== Goal ==
Go through the data and copy every line exactly, but not the images.

Stored entries

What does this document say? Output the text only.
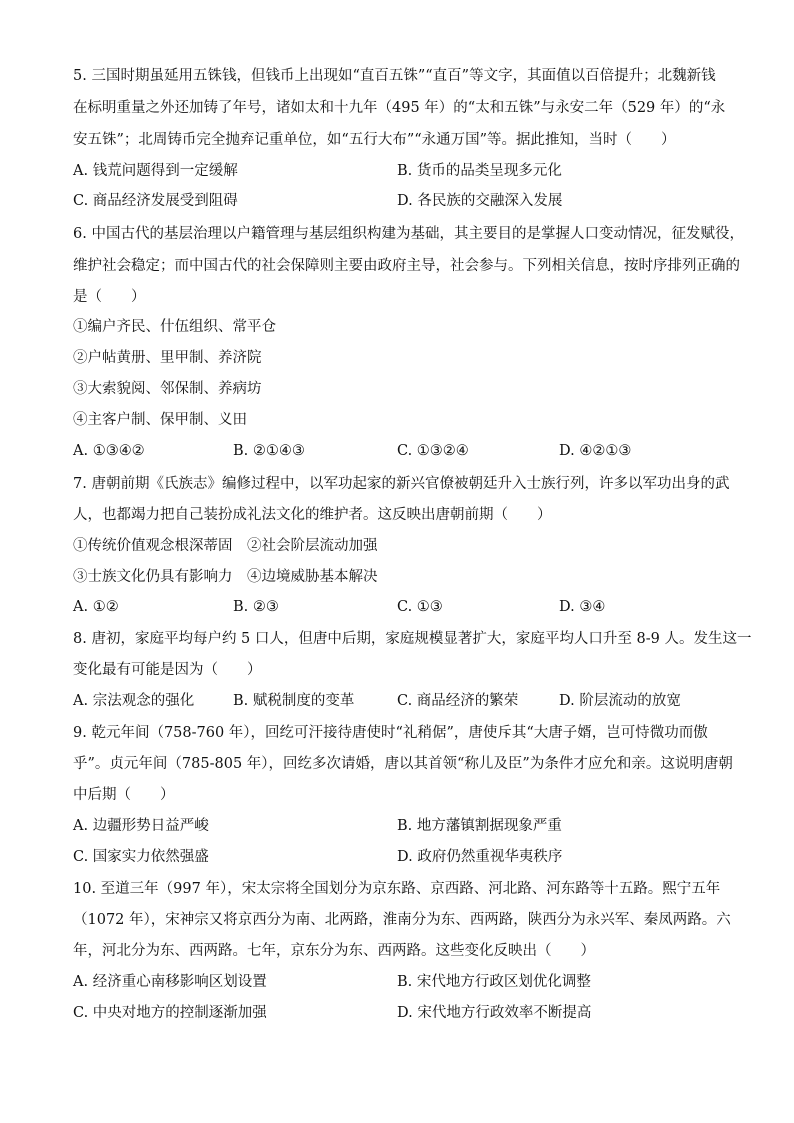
5. 三国时期虽延用五铢钱，但钱币上出现如“直百五铢”“直百”等文字，其面值以百倍提升；北魏新钱
在标明重量之外还加铸了年号，诸如太和十九年（495 年）的“太和五铢”与永安二年（529 年）的“永
安五铢”；北周铸币完全抛弃记重单位，如“五行大布”“永通万国”等。据此推知，当时（　　）
A. 钱荒问题得到一定缓解	B. 货币的品类呈现多元化
C. 商品经济发展受到阻碍	D. 各民族的交融深入发展
6. 中国古代的基层治理以户籍管理与基层组织构建为基础，其主要目的是掌握人口变动情况，征发赋役，
维护社会稳定；而中国古代的社会保障则主要由政府主导，社会参与。下列相关信息，按时序排列正确的
是（　　）
①编户齐民、什伍组织、常平仓
②户帖黄册、里甲制、养济院
③大索貌阅、邻保制、养病坊
④主客户制、保甲制、义田
A. ①③④②	B. ②①④③	C. ①③②④	D. ④②①③
7. 唐朝前期《氏族志》编修过程中，以军功起家的新兴官僚被朝廷升入士族行列，许多以军功出身的武
人，也都竭力把自己装扮成礼法文化的维护者。这反映出唐朝前期（　　）
①传统价值观念根深蒂固　②社会阶层流动加强
③士族文化仍具有影响力　④边境威胁基本解决
A. ①②	B. ②③	C. ①③	D. ③④
8. 唐初，家庭平均每户约 5 口人，但唐中后期，家庭规模显著扩大，家庭平均人口升至 8-9 人。发生这一
变化最有可能是因为（　　）
A. 宗法观念的强化	B. 赋税制度的变革	C. 商品经济的繁荣	D. 阶层流动的放宽
9. 乾元年间（758-760 年），回纥可汗接待唐使时“礼稍倨”，唐使斥其“大唐子婿，岂可恃微功而傲
乎”。贞元年间（785-805 年），回纥多次请婚，唐以其首领“称儿及臣”为条件才应允和亲。这说明唐朝
中后期（　　）
A. 边疆形势日益严峻	B. 地方藩镇割据现象严重
C. 国家实力依然强盛	D. 政府仍然重视华夷秩序
10. 至道三年（997 年），宋太宗将全国划分为京东路、京西路、河北路、河东路等十五路。熙宁五年
（1072 年），宋神宗又将京西分为南、北两路，淮南分为东、西两路，陕西分为永兴军、秦凤两路。六
年，河北分为东、西两路。七年，京东分为东、西两路。这些变化反映出（　　）
A. 经济重心南移影响区划设置	B. 宋代地方行政区划优化调整
C. 中央对地方的控制逐渐加强	D. 宋代地方行政效率不断提高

== Written solution ==
What does this document say? Output the text only.
5. 三国时期虽延用五铢钱，但钱币上出现如“直百五铢”“直百”等文字，其面值以百倍提升；北魏新钱
在标明重量之外还加铸了年号，诸如太和十九年（495 年）的“太和五铢”与永安二年（529 年）的“永
安五铢”；北周铸币完全抛弃记重单位，如“五行大布”“永通万国”等。据此推知，当时（　　）
A. 钱荒问题得到一定缓解	B. 货币的品类呈现多元化
C. 商品经济发展受到阻碍	D. 各民族的交融深入发展
6. 中国古代的基层治理以户籍管理与基层组织构建为基础，其主要目的是掌握人口变动情况，征发赋役，
维护社会稳定；而中国古代的社会保障则主要由政府主导，社会参与。下列相关信息，按时序排列正确的
是（　　）
①编户齐民、什伍组织、常平仓
②户帖黄册、里甲制、养济院
③大索貌阅、邻保制、养病坊
④主客户制、保甲制、义田
A. ①③④②	B. ②①④③	C. ①③②④	D. ④②①③
7. 唐朝前期《氏族志》编修过程中，以军功起家的新兴官僚被朝廷升入士族行列，许多以军功出身的武
人，也都竭力把自己装扮成礼法文化的维护者。这反映出唐朝前期（　　）
①传统价值观念根深蒂固　②社会阶层流动加强
③士族文化仍具有影响力　④边境威胁基本解决
A. ①②	B. ②③	C. ①③	D. ③④
8. 唐初，家庭平均每户约 5 口人，但唐中后期，家庭规模显著扩大，家庭平均人口升至 8-9 人。发生这一
变化最有可能是因为（　　）
A. 宗法观念的强化	B. 赋税制度的变革	C. 商品经济的繁荣	D. 阶层流动的放宽
9. 乾元年间（758-760 年），回纥可汗接待唐使时“礼稍倨”，唐使斥其“大唐子婿，岂可恃微功而傲
乎”。贞元年间（785-805 年），回纥多次请婚，唐以其首领“称儿及臣”为条件才应允和亲。这说明唐朝
中后期（　　）
A. 边疆形势日益严峻	B. 地方藩镇割据现象严重
C. 国家实力依然强盛	D. 政府仍然重视华夷秩序
10. 至道三年（997 年），宋太宗将全国划分为京东路、京西路、河北路、河东路等十五路。熙宁五年
（1072 年），宋神宗又将京西分为南、北两路，淮南分为东、西两路，陕西分为永兴军、秦凤两路。六
年，河北分为东、西两路。七年，京东分为东、西两路。这些变化反映出（　　）
A. 经济重心南移影响区划设置	B. 宋代地方行政区划优化调整
C. 中央对地方的控制逐渐加强	D. 宋代地方行政效率不断提高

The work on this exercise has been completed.